Welche Bezeichnung trägt laut dem Text über Bodys ein Einteiler, dessen Unterteil locker wie eine Shorts oder Hose fällt?

Textauszug:
######

Enganliegend und flexibel: Bodys
1. Was ist ein Body?
Ein Body ist ein Kleidungsstück, das je nach Machart als Unterwäsche oder als Alternative zum klassischen Top getragen werden kann. Oberteil und Höschen sind miteinander verbunden. In der Regel weisen Bodys Druckknöpfe im Schritt auf, mit welchen Sie den Einteiler öffnen und schließen können. Bodys können Spaghettiträger, kurze sowie lange Ärmel haben. Die Ausschnitte variieren ebenfalls von V-Ausschnitt über rückenfreie Bodys bis hin zu Rollkragen. Auch die Form des Unterteils fällt verschieden aus – Bodys können hier Schnitte wie Unterhöschen aufweisen oder aber bis zum Knie reichen.
Klassischer Body
Man spricht nur dann von einem Body, wenn der Stoff überall eng am Körper anliegt. Ist das Unterteil locker fallend wie eine Shorts oder Hose, dann handelt es sich um einen Jumpsuit.
Bodys werden zwar meist von Damen getragen, sind jedoch auch für Herren als Unterwäsche erhältlich.
Das Wort Body leitet sich aus der eigentlichen Bezeichnung des Kleidungsstücks Bodysuit (zu Deutsch: Körperanzug) ab.
2. Unterschiedliche Bodyarten
Bodys sind Einteiler, die als wärmende Unterwäsche, Dessous, Oberteilersatz, Shapewear oder Sportbekleidung getragen werden können. Im Folgenden erfahren Sie alles über die verschiedenen Bodyarten und ihre Funktionen.

Schlichte Bodys
Einfache Baumwollbodys, Bodys aus Polyamid oder aus Thermostoff können in der Regel als Unterwäscheersatz getragen werden. Die auch Shirtbodys genannten Einteiler sind besonders an kalten Tagen sinnvoll, da sie die Nieren warmhalten. Des Weiteren lassen sie sich bequem tragen, da sie nicht wie ein Unterhemd verrutschen können. Blickdichte Bodys mit Ärmeln eignen sich auch gut als Alternative zum T-Shirt.

Spitzenbodys
Besonders reizvoll sind Bodys aus Spitze, die als Dessous getragen werden. Transparente Abschnitte, Stickereien und gar Aussparungen an entsprechenden Körperregionen sorgen für ein verführerisches Auftreten. Spitzenbodys mit integriertem BH werden auch Wäschebodys genannt.
Sie erhalten jedoch auch blickdichte Spitzenbodys, die Sie als elegante Oberteile tragen oder lässig zu einer Strickjacke kombinieren können.

Blusenbodys
Damit eine Bluse unter einem engen Bleistiftrock nicht verrutscht, empfiehlt sich das Tragen eines Blusenbodys. Hier ist das Oberteil wie eine klassische Bluse genäht, das jedoch mit dem Höschen verbunden ist.

######

Datensatzauszüge:
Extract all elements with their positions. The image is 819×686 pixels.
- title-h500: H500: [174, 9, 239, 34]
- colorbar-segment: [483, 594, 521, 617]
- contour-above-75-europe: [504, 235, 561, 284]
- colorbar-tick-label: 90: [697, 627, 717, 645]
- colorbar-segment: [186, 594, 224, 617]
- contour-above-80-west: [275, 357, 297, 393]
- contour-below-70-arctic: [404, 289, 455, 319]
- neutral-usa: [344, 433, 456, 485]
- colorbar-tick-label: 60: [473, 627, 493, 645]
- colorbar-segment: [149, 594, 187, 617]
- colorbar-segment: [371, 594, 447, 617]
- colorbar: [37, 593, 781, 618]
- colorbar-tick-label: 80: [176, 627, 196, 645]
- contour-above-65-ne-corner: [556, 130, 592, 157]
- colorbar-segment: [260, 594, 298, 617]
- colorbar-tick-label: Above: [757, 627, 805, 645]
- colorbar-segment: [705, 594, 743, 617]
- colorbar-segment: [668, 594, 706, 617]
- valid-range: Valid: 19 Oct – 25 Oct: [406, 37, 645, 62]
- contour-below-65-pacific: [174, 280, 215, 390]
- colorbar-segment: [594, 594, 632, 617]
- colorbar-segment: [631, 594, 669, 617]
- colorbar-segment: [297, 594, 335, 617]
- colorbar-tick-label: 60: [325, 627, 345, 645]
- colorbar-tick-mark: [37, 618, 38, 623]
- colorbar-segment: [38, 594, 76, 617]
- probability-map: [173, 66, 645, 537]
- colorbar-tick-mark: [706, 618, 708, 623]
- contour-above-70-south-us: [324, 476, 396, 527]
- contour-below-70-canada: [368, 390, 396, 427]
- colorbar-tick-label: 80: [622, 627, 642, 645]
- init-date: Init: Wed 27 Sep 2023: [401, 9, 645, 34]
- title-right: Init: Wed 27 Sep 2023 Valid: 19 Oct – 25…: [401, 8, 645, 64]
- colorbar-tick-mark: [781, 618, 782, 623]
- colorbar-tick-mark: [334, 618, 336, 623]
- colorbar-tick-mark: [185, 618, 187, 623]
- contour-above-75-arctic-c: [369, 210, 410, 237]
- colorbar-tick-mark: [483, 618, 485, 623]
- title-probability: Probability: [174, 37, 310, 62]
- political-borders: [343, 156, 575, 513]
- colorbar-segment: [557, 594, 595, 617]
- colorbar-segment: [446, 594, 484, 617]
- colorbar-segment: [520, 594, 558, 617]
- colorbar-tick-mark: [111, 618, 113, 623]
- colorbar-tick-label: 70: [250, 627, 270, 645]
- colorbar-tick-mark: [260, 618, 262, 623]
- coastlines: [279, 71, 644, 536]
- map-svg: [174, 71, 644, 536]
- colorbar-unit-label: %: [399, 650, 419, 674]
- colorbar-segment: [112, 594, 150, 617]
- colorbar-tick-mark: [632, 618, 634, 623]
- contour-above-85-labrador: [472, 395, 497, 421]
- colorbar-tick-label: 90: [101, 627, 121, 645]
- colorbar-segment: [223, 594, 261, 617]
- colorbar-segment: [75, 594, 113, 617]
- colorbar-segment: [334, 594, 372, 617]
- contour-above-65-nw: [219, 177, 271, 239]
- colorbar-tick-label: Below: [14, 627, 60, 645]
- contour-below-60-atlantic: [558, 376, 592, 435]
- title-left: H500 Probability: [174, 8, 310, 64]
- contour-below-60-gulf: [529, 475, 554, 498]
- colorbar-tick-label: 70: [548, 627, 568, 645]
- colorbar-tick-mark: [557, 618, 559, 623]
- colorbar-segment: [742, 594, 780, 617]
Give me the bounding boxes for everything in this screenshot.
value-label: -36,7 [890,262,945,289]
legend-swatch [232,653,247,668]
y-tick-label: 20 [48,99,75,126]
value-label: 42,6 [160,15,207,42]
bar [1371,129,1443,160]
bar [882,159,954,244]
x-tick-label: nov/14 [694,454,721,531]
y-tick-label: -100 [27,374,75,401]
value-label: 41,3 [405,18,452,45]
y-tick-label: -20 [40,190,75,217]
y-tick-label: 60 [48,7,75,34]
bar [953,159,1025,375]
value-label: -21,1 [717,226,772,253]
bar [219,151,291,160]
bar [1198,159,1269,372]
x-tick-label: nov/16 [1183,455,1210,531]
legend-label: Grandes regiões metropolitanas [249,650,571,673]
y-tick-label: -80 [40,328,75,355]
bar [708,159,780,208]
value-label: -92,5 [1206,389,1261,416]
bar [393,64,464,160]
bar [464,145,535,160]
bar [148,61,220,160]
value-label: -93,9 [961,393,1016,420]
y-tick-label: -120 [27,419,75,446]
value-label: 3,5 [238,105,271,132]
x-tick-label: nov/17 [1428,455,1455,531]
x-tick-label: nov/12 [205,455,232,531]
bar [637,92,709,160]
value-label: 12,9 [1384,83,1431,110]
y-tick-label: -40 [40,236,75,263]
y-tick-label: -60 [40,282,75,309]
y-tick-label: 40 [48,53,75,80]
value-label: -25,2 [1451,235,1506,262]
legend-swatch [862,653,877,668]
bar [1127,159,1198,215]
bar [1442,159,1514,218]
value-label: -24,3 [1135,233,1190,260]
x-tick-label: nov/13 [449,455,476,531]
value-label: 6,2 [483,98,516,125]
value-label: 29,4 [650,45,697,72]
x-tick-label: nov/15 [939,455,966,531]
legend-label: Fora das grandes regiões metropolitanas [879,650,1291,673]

######

Übungsergebnis:
Ein Jumpsuit.